### Kutipan Pilihan
==============================

Meski demikian, Hamdi menegaskan bahwa semua laporan akan direspons secara hati-hati. Semua masukan akan diteliti dan dikroscek terlebih dahulu. ”Kami uji juga masukan itu,” imbuh dia. Selain capim dikonfrontasi langsung saat wawancara, hasil klarifikasi akan disandingkan dengan data lembaga yang sudah bekerja sama dengan pansel. Yakni, Polri, KPK, kejaksaan, Badan Narkotika Nasional (BNN), Badan Nasional Penanggulangan Terorisme (BNPT), Pusat Pelaporan dan Analisis Transaksi Keuangan (PPATK), serta Badan Intelijen Negara (BIN).

==============================

### Daftar Data
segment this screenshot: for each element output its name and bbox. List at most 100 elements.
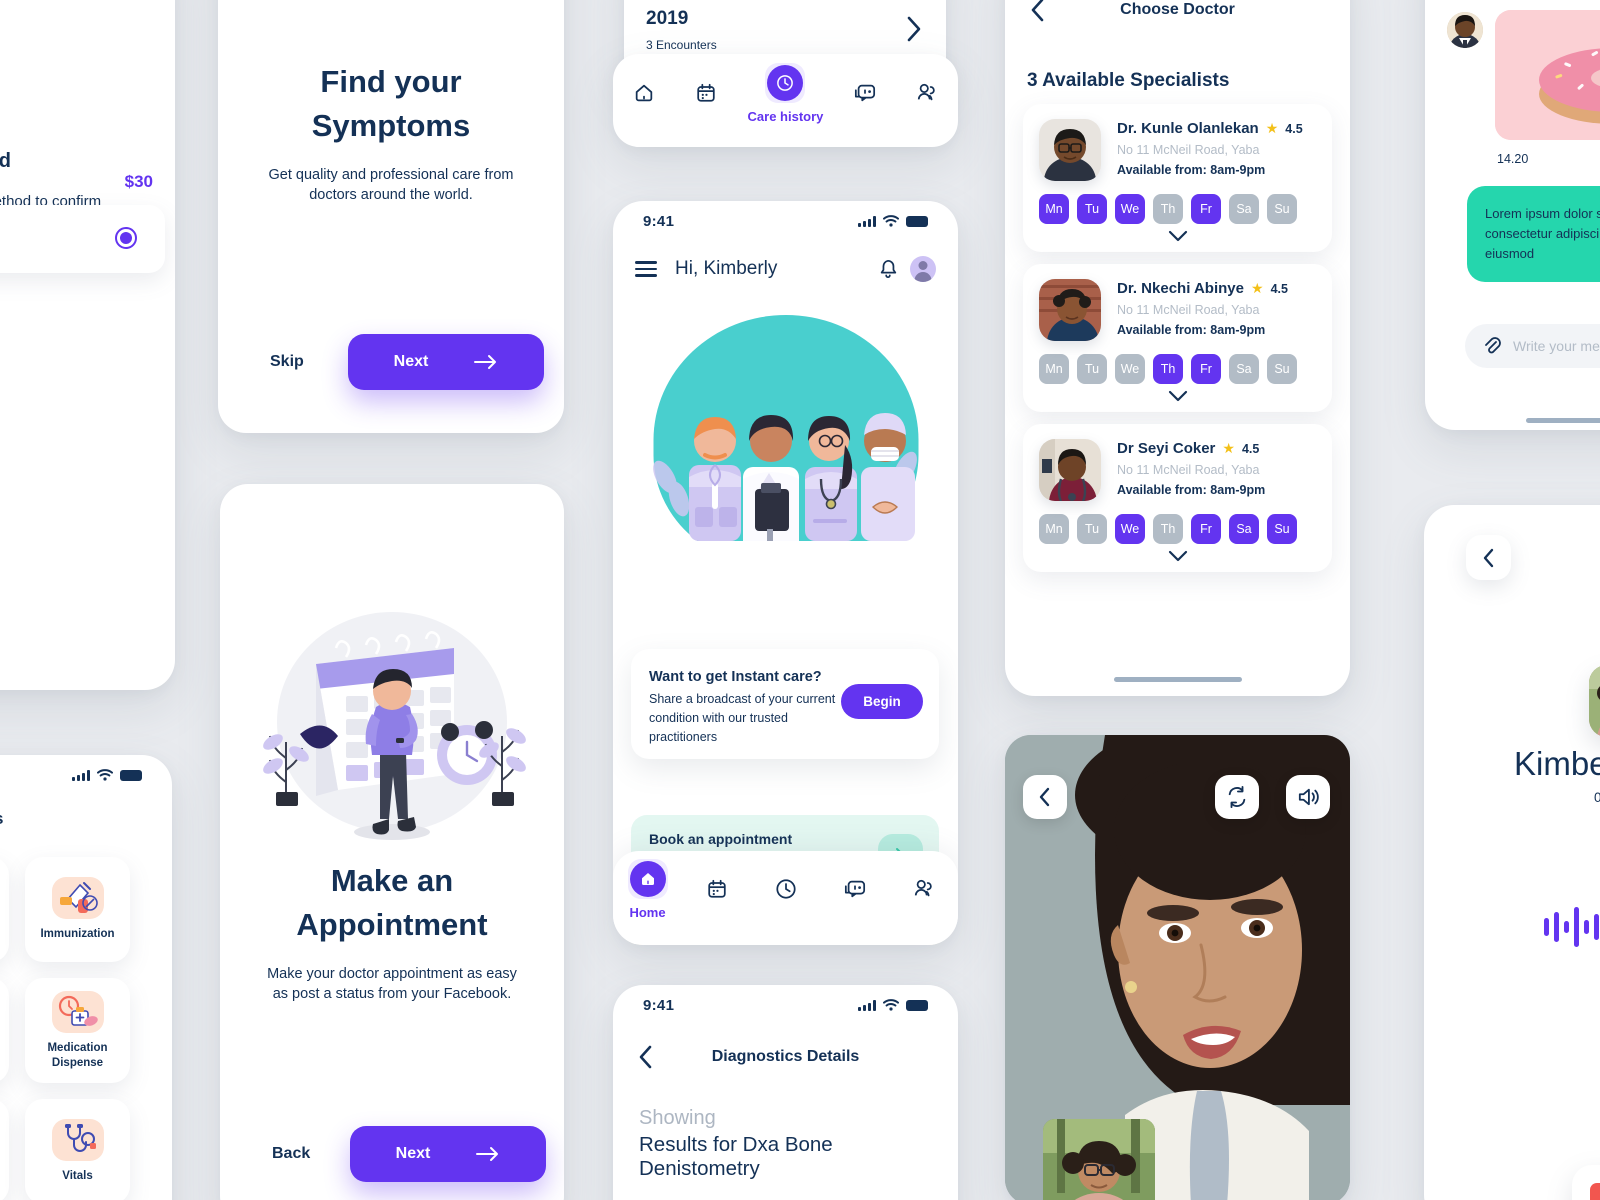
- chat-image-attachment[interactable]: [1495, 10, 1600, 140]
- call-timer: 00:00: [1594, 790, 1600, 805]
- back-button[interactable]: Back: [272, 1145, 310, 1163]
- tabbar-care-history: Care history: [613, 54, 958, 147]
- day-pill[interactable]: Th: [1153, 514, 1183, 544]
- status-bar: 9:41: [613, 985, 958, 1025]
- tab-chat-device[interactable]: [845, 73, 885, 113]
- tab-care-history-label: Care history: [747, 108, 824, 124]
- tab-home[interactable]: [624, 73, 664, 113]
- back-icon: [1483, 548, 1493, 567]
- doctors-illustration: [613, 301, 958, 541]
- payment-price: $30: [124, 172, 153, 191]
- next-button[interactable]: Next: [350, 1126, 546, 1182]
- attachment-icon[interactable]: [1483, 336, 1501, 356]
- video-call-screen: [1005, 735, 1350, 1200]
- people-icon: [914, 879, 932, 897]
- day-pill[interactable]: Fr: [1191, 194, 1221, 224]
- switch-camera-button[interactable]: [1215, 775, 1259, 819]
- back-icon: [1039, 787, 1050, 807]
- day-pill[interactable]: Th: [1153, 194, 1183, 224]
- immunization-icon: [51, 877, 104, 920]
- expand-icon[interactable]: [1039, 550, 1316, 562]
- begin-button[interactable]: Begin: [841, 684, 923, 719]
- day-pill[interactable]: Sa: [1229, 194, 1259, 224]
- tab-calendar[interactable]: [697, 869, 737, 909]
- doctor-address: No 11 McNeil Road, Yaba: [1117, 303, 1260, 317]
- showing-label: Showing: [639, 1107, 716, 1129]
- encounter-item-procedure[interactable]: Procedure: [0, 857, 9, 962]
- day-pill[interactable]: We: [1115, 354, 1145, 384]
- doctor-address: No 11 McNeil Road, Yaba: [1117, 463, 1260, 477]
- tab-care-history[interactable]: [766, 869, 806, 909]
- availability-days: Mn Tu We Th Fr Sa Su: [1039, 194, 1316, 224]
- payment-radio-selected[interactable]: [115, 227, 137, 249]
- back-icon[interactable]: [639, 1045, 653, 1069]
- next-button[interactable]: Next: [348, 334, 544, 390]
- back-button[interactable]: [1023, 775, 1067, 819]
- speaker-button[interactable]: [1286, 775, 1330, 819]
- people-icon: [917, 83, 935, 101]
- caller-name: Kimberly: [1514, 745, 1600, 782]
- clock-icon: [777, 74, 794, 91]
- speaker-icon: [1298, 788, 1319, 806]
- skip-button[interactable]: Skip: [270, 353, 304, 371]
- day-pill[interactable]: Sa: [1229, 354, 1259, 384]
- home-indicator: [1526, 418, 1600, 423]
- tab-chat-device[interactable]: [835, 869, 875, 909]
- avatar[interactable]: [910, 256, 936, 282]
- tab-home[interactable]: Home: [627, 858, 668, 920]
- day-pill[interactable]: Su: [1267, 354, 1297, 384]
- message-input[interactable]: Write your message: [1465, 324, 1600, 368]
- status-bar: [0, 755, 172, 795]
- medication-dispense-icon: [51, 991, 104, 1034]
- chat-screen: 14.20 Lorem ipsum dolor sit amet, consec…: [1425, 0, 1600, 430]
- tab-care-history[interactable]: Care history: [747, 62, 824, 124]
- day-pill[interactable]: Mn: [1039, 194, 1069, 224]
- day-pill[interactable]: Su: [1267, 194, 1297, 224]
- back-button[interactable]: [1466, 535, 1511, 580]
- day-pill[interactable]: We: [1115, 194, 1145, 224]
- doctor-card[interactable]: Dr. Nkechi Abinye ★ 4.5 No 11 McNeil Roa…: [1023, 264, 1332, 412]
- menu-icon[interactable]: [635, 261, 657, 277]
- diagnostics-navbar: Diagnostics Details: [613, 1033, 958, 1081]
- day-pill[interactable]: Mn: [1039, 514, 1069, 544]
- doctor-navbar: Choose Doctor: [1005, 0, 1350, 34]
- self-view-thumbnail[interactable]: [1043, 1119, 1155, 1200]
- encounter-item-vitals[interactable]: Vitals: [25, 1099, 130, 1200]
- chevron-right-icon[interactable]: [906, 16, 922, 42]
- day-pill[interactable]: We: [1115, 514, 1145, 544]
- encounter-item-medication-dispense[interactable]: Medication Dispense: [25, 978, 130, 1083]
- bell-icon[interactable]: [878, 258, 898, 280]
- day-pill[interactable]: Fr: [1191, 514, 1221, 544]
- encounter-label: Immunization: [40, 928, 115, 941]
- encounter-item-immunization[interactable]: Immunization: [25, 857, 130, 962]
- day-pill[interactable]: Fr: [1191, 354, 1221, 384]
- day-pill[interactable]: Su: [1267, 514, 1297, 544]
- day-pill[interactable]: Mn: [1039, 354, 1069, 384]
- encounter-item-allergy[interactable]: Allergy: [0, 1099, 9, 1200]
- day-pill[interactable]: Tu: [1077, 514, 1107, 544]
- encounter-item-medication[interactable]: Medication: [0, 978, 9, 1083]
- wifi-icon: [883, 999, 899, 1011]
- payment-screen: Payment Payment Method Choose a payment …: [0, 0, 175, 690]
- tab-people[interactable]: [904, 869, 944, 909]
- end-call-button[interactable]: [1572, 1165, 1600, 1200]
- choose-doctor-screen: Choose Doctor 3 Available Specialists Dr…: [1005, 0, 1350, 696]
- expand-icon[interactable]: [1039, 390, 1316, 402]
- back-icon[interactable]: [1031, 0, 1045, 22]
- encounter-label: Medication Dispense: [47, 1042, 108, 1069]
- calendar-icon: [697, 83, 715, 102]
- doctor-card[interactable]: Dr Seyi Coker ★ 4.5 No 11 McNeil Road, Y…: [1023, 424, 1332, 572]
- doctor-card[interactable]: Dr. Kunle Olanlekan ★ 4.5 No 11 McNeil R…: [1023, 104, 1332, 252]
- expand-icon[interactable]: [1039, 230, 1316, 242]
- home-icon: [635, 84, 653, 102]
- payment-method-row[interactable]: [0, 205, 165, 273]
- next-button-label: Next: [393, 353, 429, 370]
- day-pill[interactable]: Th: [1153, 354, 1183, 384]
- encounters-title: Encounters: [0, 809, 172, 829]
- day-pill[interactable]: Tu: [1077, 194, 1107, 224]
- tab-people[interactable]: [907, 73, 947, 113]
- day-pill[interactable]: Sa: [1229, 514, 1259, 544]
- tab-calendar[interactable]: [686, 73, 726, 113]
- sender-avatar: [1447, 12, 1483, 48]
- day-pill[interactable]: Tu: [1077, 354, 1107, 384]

==============================

### Petunjuk Latihan
Tolong ulangi kata demi kata bagian kutipan pilihan yang dimulai dengan "Meski demikian, Hamdi" dan berlanjut hingga "Intelijen Negara (BIN).".

### Jawaban Tugas
Meski demikian, Hamdi menegaskan bahwa semua laporan akan direspons secara hati-hati. Semua masukan akan diteliti dan dikroscek terlebih dahulu. ”Kami uji juga masukan itu,” imbuh dia. Selain capim dikonfrontasi langsung saat wawancara, hasil klarifikasi akan disandingkan dengan data lembaga yang sudah bekerja sama dengan pansel. Yakni, Polri, KPK, kejaksaan, Badan Narkotika Nasional (BNN), Badan Nasional Penanggulangan Terorisme (BNPT), Pusat Pelaporan dan Analisis Transaksi Keuangan (PPATK), serta Badan Intelijen Negara (BIN).